# [THE REQUEST]
Please repeat all of the lines that follow, exactly as written.

::::::::

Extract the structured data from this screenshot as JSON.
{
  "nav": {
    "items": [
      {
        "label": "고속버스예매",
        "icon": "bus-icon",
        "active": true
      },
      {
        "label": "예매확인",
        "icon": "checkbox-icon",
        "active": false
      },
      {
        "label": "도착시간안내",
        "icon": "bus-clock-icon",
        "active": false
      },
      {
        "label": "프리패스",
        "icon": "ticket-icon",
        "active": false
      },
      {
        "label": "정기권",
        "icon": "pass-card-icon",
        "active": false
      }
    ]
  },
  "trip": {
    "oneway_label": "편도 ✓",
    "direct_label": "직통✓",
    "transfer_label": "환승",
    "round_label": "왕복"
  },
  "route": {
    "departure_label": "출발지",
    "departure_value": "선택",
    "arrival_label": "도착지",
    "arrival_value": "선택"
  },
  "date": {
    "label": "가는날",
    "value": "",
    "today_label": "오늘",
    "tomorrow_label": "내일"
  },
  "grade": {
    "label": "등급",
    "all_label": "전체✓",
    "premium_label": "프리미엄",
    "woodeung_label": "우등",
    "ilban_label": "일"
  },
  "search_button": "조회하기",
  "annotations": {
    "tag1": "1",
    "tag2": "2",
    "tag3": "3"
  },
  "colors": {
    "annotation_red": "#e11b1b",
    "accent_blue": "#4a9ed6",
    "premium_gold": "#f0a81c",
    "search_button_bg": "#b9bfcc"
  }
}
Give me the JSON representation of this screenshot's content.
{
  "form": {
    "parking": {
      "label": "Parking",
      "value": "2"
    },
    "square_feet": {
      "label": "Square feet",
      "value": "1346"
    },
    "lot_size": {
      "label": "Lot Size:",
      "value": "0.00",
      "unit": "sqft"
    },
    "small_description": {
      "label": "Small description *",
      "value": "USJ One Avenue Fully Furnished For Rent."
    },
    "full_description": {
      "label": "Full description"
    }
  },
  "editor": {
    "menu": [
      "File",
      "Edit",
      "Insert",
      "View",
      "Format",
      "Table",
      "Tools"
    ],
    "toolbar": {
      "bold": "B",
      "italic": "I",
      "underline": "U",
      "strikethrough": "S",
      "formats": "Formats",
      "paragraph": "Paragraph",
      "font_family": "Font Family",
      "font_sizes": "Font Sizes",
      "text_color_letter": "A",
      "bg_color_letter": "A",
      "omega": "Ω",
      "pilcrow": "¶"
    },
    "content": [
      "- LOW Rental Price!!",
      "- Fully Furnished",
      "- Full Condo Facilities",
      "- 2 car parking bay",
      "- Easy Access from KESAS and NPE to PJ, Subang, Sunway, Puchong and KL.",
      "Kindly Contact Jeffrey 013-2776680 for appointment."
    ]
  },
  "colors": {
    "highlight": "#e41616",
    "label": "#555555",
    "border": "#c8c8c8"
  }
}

::::::::

# [FINAL RESULT]
Extract the structured data from this screenshot as JSON.
{
  "nav": {
    "items": [
      {
        "label": "고속버스예매",
        "icon": "bus-icon",
        "active": true
      },
      {
        "label": "예매확인",
        "icon": "checkbox-icon",
        "active": false
      },
      {
        "label": "도착시간안내",
        "icon": "bus-clock-icon",
        "active": false
      },
      {
        "label": "프리패스",
        "icon": "ticket-icon",
        "active": false
      },
      {
        "label": "정기권",
        "icon": "pass-card-icon",
        "active": false
      }
    ]
  },
  "trip": {
    "oneway_label": "편도 ✓",
    "direct_label": "직통✓",
    "transfer_label": "환승",
    "round_label": "왕복"
  },
  "route": {
    "departure_label": "출발지",
    "departure_value": "선택",
    "arrival_label": "도착지",
    "arrival_value": "선택"
  },
  "date": {
    "label": "가는날",
    "value": "",
    "today_label": "오늘",
    "tomorrow_label": "내일"
  },
  "grade": {
    "label": "등급",
    "all_label": "전체✓",
    "premium_label": "프리미엄",
    "woodeung_label": "우등",
    "ilban_label": "일"
  },
  "search_button": "조회하기",
  "annotations": {
    "tag1": "1",
    "tag2": "2",
    "tag3": "3"
  },
  "colors": {
    "annotation_red": "#e11b1b",
    "accent_blue": "#4a9ed6",
    "premium_gold": "#f0a81c",
    "search_button_bg": "#b9bfcc"
  }
}
Give me the JSON representation of this screenshot's content.
{
  "form": {
    "parking": {
      "label": "Parking",
      "value": "2"
    },
    "square_feet": {
      "label": "Square feet",
      "value": "1346"
    },
    "lot_size": {
      "label": "Lot Size:",
      "value": "0.00",
      "unit": "sqft"
    },
    "small_description": {
      "label": "Small description *",
      "value": "USJ One Avenue Fully Furnished For Rent."
    },
    "full_description": {
      "label": "Full description"
    }
  },
  "editor": {
    "menu": [
      "File",
      "Edit",
      "Insert",
      "View",
      "Format",
      "Table",
      "Tools"
    ],
    "toolbar": {
      "bold": "B",
      "italic": "I",
      "underline": "U",
      "strikethrough": "S",
      "formats": "Formats",
      "paragraph": "Paragraph",
      "font_family": "Font Family",
      "font_sizes": "Font Sizes",
      "text_color_letter": "A",
      "bg_color_letter": "A",
      "omega": "Ω",
      "pilcrow": "¶"
    },
    "content": [
      "- LOW Rental Price!!",
      "- Fully Furnished",
      "- Full Condo Facilities",
      "- 2 car parking bay",
      "- Easy Access from KESAS and NPE to PJ, Subang, Sunway, Puchong and KL.",
      "Kindly Contact Jeffrey 013-2776680 for appointment."
    ]
  },
  "colors": {
    "highlight": "#e41616",
    "label": "#555555",
    "border": "#c8c8c8"
  }
}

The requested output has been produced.